▶ The exercise:
Copy out verbatim the lines from the start of the records through the line containing "property-title[interactable]: 67 Omole", including both ends.

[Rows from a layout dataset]

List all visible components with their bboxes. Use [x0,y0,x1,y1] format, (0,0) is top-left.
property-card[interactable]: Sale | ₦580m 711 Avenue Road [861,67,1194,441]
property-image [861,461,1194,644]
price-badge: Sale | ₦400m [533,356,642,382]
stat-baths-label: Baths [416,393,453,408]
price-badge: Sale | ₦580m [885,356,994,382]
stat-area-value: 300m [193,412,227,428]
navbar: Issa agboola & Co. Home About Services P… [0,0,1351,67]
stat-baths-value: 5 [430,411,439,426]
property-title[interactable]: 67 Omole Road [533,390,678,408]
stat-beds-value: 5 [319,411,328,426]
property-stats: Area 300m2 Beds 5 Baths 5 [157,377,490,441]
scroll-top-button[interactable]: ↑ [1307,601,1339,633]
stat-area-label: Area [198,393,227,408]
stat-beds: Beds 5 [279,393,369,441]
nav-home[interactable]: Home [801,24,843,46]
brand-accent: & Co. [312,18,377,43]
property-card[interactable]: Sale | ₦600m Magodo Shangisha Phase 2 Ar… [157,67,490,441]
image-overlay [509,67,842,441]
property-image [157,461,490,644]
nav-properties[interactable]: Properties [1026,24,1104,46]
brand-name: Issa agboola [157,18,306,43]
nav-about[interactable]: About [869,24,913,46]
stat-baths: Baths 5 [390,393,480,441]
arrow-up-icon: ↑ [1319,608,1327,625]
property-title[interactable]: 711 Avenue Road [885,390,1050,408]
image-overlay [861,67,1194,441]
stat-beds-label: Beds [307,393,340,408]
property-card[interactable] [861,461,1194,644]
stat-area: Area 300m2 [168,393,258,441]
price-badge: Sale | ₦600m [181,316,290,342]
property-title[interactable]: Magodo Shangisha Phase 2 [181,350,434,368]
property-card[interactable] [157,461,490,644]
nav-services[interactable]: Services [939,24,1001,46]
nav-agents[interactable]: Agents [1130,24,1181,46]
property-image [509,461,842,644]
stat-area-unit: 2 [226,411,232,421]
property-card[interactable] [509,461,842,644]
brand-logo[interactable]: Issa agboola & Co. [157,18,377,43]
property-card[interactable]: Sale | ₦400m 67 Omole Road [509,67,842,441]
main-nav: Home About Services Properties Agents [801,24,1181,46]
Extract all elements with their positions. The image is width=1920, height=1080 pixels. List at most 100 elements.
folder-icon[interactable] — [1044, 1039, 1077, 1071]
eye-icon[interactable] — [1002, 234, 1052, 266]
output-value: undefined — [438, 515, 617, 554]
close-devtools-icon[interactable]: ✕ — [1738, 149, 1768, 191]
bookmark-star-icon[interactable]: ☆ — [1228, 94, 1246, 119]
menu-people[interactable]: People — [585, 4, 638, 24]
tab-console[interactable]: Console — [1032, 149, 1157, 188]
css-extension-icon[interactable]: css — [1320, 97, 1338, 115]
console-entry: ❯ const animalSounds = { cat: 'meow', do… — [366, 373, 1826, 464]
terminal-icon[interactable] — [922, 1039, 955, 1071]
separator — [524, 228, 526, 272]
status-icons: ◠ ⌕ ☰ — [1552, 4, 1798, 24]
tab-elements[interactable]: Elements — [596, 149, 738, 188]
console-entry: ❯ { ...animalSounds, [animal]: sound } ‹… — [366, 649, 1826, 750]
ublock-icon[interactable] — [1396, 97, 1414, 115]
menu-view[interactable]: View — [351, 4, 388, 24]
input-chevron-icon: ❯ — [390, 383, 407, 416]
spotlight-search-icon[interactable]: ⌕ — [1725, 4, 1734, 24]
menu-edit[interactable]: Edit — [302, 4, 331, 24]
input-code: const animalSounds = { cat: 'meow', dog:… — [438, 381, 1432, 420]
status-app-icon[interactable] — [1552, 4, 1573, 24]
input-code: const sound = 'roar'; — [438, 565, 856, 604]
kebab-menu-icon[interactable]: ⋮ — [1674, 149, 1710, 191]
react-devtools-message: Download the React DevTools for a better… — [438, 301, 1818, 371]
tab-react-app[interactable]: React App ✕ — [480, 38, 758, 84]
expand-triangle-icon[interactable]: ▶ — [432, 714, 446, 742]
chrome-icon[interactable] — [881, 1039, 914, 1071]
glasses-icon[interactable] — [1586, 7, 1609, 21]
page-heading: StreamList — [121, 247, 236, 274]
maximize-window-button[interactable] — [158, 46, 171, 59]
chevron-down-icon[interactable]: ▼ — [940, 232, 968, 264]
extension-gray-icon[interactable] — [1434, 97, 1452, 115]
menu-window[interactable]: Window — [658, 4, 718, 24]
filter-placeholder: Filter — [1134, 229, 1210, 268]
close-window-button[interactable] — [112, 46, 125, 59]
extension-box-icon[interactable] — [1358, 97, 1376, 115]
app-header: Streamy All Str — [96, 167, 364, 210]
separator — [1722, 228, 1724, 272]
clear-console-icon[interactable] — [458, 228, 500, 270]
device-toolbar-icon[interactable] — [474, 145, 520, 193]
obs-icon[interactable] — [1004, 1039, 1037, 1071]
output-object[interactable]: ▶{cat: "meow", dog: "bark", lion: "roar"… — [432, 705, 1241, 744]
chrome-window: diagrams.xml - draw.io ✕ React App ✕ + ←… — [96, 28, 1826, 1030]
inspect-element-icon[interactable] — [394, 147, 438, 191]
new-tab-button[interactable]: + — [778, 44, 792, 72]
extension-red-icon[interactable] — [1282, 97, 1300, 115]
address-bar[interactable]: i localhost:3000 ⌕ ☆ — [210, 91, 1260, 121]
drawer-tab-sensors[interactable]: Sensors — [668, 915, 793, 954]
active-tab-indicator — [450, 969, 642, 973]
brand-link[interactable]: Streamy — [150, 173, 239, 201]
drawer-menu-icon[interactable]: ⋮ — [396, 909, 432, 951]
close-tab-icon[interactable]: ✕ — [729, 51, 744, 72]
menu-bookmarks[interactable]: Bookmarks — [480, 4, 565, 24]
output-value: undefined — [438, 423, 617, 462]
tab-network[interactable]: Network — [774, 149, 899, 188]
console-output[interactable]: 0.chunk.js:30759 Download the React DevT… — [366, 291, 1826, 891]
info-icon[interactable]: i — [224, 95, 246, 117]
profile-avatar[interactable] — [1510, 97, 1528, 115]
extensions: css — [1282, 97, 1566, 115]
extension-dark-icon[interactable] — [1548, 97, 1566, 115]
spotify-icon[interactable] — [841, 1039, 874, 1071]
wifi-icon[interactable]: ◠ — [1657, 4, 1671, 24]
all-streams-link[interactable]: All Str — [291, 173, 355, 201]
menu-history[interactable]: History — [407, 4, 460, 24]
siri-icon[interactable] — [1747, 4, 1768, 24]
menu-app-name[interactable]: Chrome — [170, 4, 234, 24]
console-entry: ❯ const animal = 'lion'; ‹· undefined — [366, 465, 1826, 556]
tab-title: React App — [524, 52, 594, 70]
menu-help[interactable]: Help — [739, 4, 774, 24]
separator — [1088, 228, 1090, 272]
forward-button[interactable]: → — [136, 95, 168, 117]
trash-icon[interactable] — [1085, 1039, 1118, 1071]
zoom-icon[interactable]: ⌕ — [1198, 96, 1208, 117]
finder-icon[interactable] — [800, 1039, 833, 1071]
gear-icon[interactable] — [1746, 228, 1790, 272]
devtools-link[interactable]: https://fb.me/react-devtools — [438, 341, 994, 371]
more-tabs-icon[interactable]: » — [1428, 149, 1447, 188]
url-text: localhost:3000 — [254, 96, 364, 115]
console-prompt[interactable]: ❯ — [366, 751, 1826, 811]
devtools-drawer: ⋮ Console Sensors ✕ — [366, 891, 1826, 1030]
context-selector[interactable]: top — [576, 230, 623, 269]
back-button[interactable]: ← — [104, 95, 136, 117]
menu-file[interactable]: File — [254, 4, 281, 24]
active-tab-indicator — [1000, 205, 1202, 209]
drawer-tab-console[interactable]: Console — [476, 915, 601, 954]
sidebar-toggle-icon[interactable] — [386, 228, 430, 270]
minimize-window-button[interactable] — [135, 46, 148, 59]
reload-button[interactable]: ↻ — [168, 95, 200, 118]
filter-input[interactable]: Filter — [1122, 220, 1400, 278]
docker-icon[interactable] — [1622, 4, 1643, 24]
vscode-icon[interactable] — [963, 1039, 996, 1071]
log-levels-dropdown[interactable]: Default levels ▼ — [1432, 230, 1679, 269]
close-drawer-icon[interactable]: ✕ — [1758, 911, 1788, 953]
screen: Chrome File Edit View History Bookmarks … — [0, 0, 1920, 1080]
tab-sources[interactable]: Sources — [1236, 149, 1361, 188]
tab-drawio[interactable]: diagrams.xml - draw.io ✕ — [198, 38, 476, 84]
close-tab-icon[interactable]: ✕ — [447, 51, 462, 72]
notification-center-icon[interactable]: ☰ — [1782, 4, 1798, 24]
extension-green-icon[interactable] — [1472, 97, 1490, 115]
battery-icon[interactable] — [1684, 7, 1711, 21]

▶ The output:
List all visible components with their bboxes. Use [x0,y0,x1,y1] format, (0,0) is top-left.
property-card[interactable]: Sale | ₦580m 711 Avenue Road [861,67,1194,441]
property-image [861,461,1194,644]
price-badge: Sale | ₦400m [533,356,642,382]
stat-baths-label: Baths [416,393,453,408]
price-badge: Sale | ₦580m [885,356,994,382]
stat-area-value: 300m [193,412,227,428]
navbar: Issa agboola & Co. Home About Services P… [0,0,1351,67]
stat-baths-value: 5 [430,411,439,426]
property-title[interactable]: 67 Omole Road [533,390,678,408]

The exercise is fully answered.